WHAT THE EXERCISE ASKS –
Exactly as given, repeat all of the entries.

RECORDS TO USE –

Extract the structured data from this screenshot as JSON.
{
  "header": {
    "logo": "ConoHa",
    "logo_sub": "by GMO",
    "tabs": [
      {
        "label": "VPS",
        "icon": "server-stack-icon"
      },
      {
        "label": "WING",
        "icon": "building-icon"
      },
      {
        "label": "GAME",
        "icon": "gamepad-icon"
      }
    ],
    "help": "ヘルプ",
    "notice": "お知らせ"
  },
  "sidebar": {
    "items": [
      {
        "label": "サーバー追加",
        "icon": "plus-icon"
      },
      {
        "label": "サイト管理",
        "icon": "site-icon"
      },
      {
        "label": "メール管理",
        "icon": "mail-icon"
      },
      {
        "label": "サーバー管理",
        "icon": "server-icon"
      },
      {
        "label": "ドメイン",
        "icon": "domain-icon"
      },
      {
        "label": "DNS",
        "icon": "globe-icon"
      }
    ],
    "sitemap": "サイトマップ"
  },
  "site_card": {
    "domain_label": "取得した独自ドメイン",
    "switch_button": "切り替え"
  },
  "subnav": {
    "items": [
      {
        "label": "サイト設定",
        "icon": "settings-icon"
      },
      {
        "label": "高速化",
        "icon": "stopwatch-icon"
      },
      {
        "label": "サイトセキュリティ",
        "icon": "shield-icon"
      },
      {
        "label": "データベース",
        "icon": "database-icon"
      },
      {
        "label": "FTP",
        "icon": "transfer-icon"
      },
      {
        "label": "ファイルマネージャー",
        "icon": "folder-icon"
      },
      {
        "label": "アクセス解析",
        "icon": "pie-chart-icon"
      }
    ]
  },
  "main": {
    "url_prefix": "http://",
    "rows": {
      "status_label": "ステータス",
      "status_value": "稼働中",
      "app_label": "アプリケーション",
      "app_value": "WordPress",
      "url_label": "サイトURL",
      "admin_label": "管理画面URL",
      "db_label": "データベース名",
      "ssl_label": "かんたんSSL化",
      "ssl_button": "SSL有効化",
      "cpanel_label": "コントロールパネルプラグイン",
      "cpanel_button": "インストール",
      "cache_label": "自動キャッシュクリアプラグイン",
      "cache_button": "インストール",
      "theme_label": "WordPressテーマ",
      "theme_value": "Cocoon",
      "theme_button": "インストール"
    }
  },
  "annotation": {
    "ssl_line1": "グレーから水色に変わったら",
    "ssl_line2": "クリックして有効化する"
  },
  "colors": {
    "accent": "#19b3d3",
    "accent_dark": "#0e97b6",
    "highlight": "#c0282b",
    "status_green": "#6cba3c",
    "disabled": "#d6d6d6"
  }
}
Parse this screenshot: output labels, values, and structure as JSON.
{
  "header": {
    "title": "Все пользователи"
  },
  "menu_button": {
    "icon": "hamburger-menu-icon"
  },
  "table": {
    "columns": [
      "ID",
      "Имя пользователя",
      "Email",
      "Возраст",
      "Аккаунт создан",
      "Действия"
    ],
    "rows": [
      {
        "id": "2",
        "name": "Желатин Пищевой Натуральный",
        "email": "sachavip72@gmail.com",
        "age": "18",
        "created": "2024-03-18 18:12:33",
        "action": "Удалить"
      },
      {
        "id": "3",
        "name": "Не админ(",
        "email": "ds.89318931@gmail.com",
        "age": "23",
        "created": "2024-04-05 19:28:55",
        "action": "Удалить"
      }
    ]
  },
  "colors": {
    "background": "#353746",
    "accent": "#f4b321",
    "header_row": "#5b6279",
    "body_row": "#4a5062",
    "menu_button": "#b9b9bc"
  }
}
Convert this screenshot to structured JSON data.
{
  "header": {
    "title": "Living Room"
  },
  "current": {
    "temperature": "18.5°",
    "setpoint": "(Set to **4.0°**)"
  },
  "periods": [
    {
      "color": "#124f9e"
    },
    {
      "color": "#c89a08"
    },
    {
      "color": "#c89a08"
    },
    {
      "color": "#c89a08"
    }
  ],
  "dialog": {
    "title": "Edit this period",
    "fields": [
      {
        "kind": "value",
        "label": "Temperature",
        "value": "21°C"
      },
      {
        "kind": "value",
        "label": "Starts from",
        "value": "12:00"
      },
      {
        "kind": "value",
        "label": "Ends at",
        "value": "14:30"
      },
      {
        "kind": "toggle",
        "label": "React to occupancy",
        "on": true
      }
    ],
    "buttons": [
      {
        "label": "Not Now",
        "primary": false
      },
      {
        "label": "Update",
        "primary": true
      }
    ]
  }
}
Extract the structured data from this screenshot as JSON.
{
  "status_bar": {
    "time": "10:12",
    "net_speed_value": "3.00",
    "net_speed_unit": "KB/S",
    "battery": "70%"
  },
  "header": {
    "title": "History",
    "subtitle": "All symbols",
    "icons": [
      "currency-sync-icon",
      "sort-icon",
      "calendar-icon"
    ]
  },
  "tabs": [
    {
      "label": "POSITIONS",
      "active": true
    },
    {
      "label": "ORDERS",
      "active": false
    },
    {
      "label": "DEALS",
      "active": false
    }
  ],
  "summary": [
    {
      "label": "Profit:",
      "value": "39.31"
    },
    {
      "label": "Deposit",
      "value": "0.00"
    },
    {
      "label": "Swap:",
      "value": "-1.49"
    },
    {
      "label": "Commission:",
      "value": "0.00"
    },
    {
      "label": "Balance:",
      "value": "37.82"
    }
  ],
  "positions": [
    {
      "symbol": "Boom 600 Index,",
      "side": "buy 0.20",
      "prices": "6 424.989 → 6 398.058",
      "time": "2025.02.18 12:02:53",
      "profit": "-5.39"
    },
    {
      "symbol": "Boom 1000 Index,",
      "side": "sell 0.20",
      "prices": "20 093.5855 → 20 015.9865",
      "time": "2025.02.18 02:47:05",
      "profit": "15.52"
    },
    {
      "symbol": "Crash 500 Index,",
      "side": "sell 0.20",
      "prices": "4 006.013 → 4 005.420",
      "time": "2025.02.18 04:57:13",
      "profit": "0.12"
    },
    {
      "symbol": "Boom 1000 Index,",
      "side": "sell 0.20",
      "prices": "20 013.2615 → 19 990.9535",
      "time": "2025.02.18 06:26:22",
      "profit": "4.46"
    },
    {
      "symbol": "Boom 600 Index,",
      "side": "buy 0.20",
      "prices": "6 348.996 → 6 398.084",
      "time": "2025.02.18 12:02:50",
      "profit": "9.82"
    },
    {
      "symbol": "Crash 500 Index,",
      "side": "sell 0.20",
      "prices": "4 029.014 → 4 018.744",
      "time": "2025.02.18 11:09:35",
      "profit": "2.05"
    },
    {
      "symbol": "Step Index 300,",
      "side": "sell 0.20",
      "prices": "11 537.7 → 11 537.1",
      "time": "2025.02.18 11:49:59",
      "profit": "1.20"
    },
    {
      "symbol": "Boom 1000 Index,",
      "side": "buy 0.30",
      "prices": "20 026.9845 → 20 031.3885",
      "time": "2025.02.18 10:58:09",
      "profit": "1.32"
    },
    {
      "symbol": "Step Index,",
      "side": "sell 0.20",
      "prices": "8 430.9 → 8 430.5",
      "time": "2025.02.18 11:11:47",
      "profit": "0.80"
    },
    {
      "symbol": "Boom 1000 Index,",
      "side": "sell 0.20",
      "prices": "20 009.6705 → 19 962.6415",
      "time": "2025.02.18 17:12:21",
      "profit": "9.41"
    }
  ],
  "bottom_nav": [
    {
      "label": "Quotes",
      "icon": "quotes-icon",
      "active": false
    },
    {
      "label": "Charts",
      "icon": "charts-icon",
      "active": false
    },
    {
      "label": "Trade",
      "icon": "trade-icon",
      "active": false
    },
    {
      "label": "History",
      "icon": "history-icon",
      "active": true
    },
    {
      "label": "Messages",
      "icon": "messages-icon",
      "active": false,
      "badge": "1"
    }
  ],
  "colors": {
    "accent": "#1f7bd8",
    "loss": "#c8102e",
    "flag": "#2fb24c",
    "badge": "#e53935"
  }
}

THE RESPONSE –
Extract the structured data from this screenshot as JSON.
{
  "header": {
    "logo": "ConoHa",
    "logo_sub": "by GMO",
    "tabs": [
      {
        "label": "VPS",
        "icon": "server-stack-icon"
      },
      {
        "label": "WING",
        "icon": "building-icon"
      },
      {
        "label": "GAME",
        "icon": "gamepad-icon"
      }
    ],
    "help": "ヘルプ",
    "notice": "お知らせ"
  },
  "sidebar": {
    "items": [
      {
        "label": "サーバー追加",
        "icon": "plus-icon"
      },
      {
        "label": "サイト管理",
        "icon": "site-icon"
      },
      {
        "label": "メール管理",
        "icon": "mail-icon"
      },
      {
        "label": "サーバー管理",
        "icon": "server-icon"
      },
      {
        "label": "ドメイン",
        "icon": "domain-icon"
      },
      {
        "label": "DNS",
        "icon": "globe-icon"
      }
    ],
    "sitemap": "サイトマップ"
  },
  "site_card": {
    "domain_label": "取得した独自ドメイン",
    "switch_button": "切り替え"
  },
  "subnav": {
    "items": [
      {
        "label": "サイト設定",
        "icon": "settings-icon"
      },
      {
        "label": "高速化",
        "icon": "stopwatch-icon"
      },
      {
        "label": "サイトセキュリティ",
        "icon": "shield-icon"
      },
      {
        "label": "データベース",
        "icon": "database-icon"
      },
      {
        "label": "FTP",
        "icon": "transfer-icon"
      },
      {
        "label": "ファイルマネージャー",
        "icon": "folder-icon"
      },
      {
        "label": "アクセス解析",
        "icon": "pie-chart-icon"
      }
    ]
  },
  "main": {
    "url_prefix": "http://",
    "rows": {
      "status_label": "ステータス",
      "status_value": "稼働中",
      "app_label": "アプリケーション",
      "app_value": "WordPress",
      "url_label": "サイトURL",
      "admin_label": "管理画面URL",
      "db_label": "データベース名",
      "ssl_label": "かんたんSSL化",
      "ssl_button": "SSL有効化",
      "cpanel_label": "コントロールパネルプラグイン",
      "cpanel_button": "インストール",
      "cache_label": "自動キャッシュクリアプラグイン",
      "cache_button": "インストール",
      "theme_label": "WordPressテーマ",
      "theme_value": "Cocoon",
      "theme_button": "インストール"
    }
  },
  "annotation": {
    "ssl_line1": "グレーから水色に変わったら",
    "ssl_line2": "クリックして有効化する"
  },
  "colors": {
    "accent": "#19b3d3",
    "accent_dark": "#0e97b6",
    "highlight": "#c0282b",
    "status_green": "#6cba3c",
    "disabled": "#d6d6d6"
  }
}
Parse this screenshot: output labels, values, and structure as JSON.
{
  "header": {
    "title": "Все пользователи"
  },
  "menu_button": {
    "icon": "hamburger-menu-icon"
  },
  "table": {
    "columns": [
      "ID",
      "Имя пользователя",
      "Email",
      "Возраст",
      "Аккаунт создан",
      "Действия"
    ],
    "rows": [
      {
        "id": "2",
        "name": "Желатин Пищевой Натуральный",
        "email": "sachavip72@gmail.com",
        "age": "18",
        "created": "2024-03-18 18:12:33",
        "action": "Удалить"
      },
      {
        "id": "3",
        "name": "Не админ(",
        "email": "ds.89318931@gmail.com",
        "age": "23",
        "created": "2024-04-05 19:28:55",
        "action": "Удалить"
      }
    ]
  },
  "colors": {
    "background": "#353746",
    "accent": "#f4b321",
    "header_row": "#5b6279",
    "body_row": "#4a5062",
    "menu_button": "#b9b9bc"
  }
}
Convert this screenshot to structured JSON data.
{
  "header": {
    "title": "Living Room"
  },
  "current": {
    "temperature": "18.5°",
    "setpoint": "(Set to **4.0°**)"
  },
  "periods": [
    {
      "color": "#124f9e"
    },
    {
      "color": "#c89a08"
    },
    {
      "color": "#c89a08"
    },
    {
      "color": "#c89a08"
    }
  ],
  "dialog": {
    "title": "Edit this period",
    "fields": [
      {
        "kind": "value",
        "label": "Temperature",
        "value": "21°C"
      },
      {
        "kind": "value",
        "label": "Starts from",
        "value": "12:00"
      },
      {
        "kind": "value",
        "label": "Ends at",
        "value": "14:30"
      },
      {
        "kind": "toggle",
        "label": "React to occupancy",
        "on": true
      }
    ],
    "buttons": [
      {
        "label": "Not Now",
        "primary": false
      },
      {
        "label": "Update",
        "primary": true
      }
    ]
  }
}
Extract the structured data from this screenshot as JSON.
{
  "status_bar": {
    "time": "10:12",
    "net_speed_value": "3.00",
    "net_speed_unit": "KB/S",
    "battery": "70%"
  },
  "header": {
    "title": "History",
    "subtitle": "All symbols",
    "icons": [
      "currency-sync-icon",
      "sort-icon",
      "calendar-icon"
    ]
  },
  "tabs": [
    {
      "label": "POSITIONS",
      "active": true
    },
    {
      "label": "ORDERS",
      "active": false
    },
    {
      "label": "DEALS",
      "active": false
    }
  ],
  "summary": [
    {
      "label": "Profit:",
      "value": "39.31"
    },
    {
      "label": "Deposit",
      "value": "0.00"
    },
    {
      "label": "Swap:",
      "value": "-1.49"
    },
    {
      "label": "Commission:",
      "value": "0.00"
    },
    {
      "label": "Balance:",
      "value": "37.82"
    }
  ],
  "positions": [
    {
      "symbol": "Boom 600 Index,",
      "side": "buy 0.20",
      "prices": "6 424.989 → 6 398.058",
      "time": "2025.02.18 12:02:53",
      "profit": "-5.39"
    },
    {
      "symbol": "Boom 1000 Index,",
      "side": "sell 0.20",
      "prices": "20 093.5855 → 20 015.9865",
      "time": "2025.02.18 02:47:05",
      "profit": "15.52"
    },
    {
      "symbol": "Crash 500 Index,",
      "side": "sell 0.20",
      "prices": "4 006.013 → 4 005.420",
      "time": "2025.02.18 04:57:13",
      "profit": "0.12"
    },
    {
      "symbol": "Boom 1000 Index,",
      "side": "sell 0.20",
      "prices": "20 013.2615 → 19 990.9535",
      "time": "2025.02.18 06:26:22",
      "profit": "4.46"
    },
    {
      "symbol": "Boom 600 Index,",
      "side": "buy 0.20",
      "prices": "6 348.996 → 6 398.084",
      "time": "2025.02.18 12:02:50",
      "profit": "9.82"
    },
    {
      "symbol": "Crash 500 Index,",
      "side": "sell 0.20",
      "prices": "4 029.014 → 4 018.744",
      "time": "2025.02.18 11:09:35",
      "profit": "2.05"
    },
    {
      "symbol": "Step Index 300,",
      "side": "sell 0.20",
      "prices": "11 537.7 → 11 537.1",
      "time": "2025.02.18 11:49:59",
      "profit": "1.20"
    },
    {
      "symbol": "Boom 1000 Index,",
      "side": "buy 0.30",
      "prices": "20 026.9845 → 20 031.3885",
      "time": "2025.02.18 10:58:09",
      "profit": "1.32"
    },
    {
      "symbol": "Step Index,",
      "side": "sell 0.20",
      "prices": "8 430.9 → 8 430.5",
      "time": "2025.02.18 11:11:47",
      "profit": "0.80"
    },
    {
      "symbol": "Boom 1000 Index,",
      "side": "sell 0.20",
      "prices": "20 009.6705 → 19 962.6415",
      "time": "2025.02.18 17:12:21",
      "profit": "9.41"
    }
  ],
  "bottom_nav": [
    {
      "label": "Quotes",
      "icon": "quotes-icon",
      "active": false
    },
    {
      "label": "Charts",
      "icon": "charts-icon",
      "active": false
    },
    {
      "label": "Trade",
      "icon": "trade-icon",
      "active": false
    },
    {
      "label": "History",
      "icon": "history-icon",
      "active": true
    },
    {
      "label": "Messages",
      "icon": "messages-icon",
      "active": false,
      "badge": "1"
    }
  ],
  "colors": {
    "accent": "#1f7bd8",
    "loss": "#c8102e",
    "flag": "#2fb24c",
    "badge": "#e53935"
  }
}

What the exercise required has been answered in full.